■ The problem: Do any lines in the data below contain "player"? If so, copy every one of them.

■ Excerpted data:

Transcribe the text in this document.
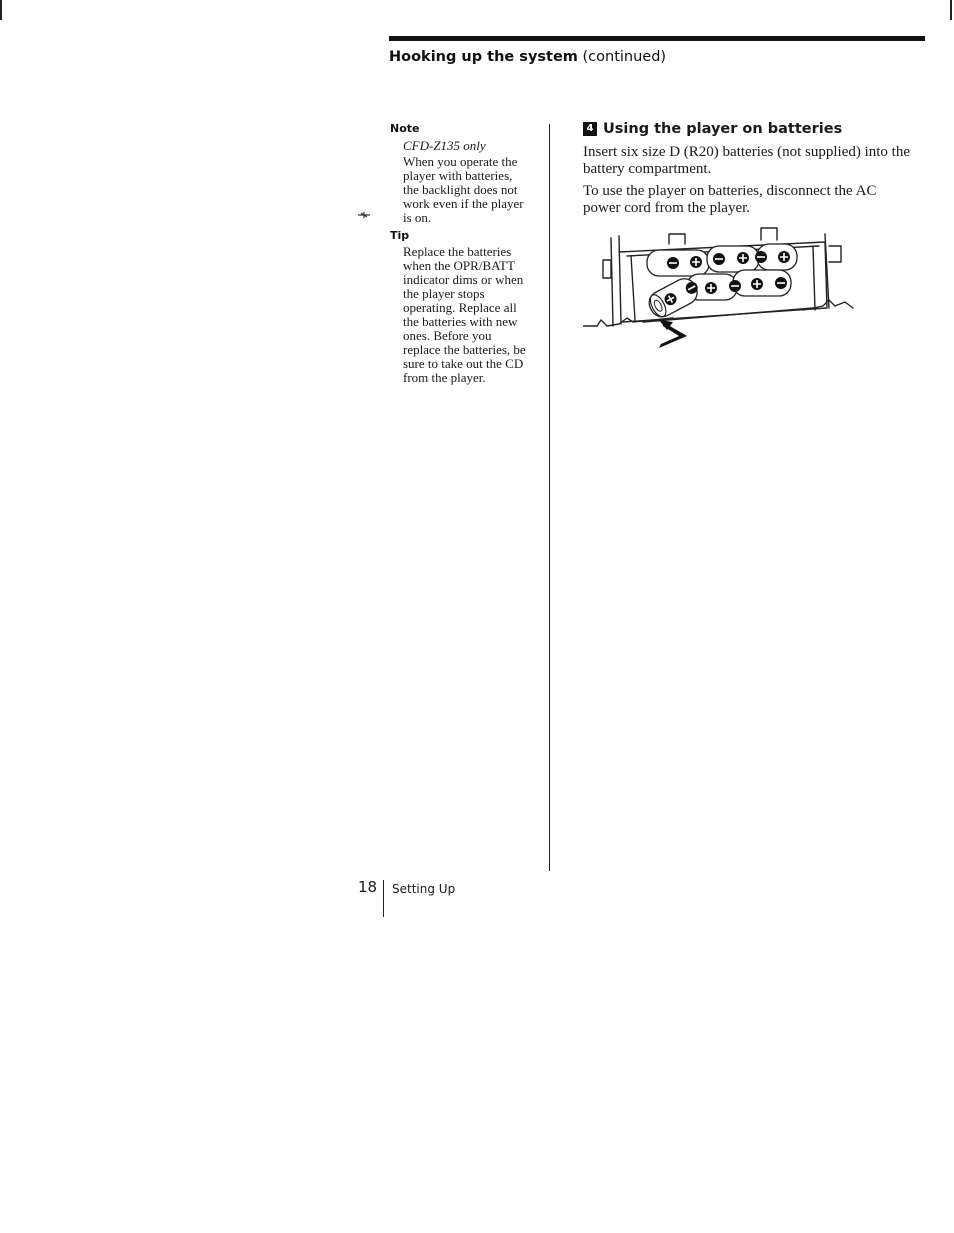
Hooking up the system (continued)
Note
CFD-Z135 only
When you operate the
player with batteries,
the backlight does not
work even if the player
is on.
Tip
Replace the batteries
when the OPR/BATT
indicator dims or when
the player stops
operating. Replace all
the batteries with new
ones. Before you
replace the batteries, be
sure to take out the CD
from the player.
4 Using the player on batteries
Insert six size D (R20) batteries (not supplied) into the
battery compartment.
To use the player on batteries, disconnect the AC
power cord from the player.
18 Setting Up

■ Response to this exercise:
player with batteries,
work even if the player
the player stops
from the player.
4 Using the player on batteries
To use the player on batteries, disconnect the AC
power cord from the player.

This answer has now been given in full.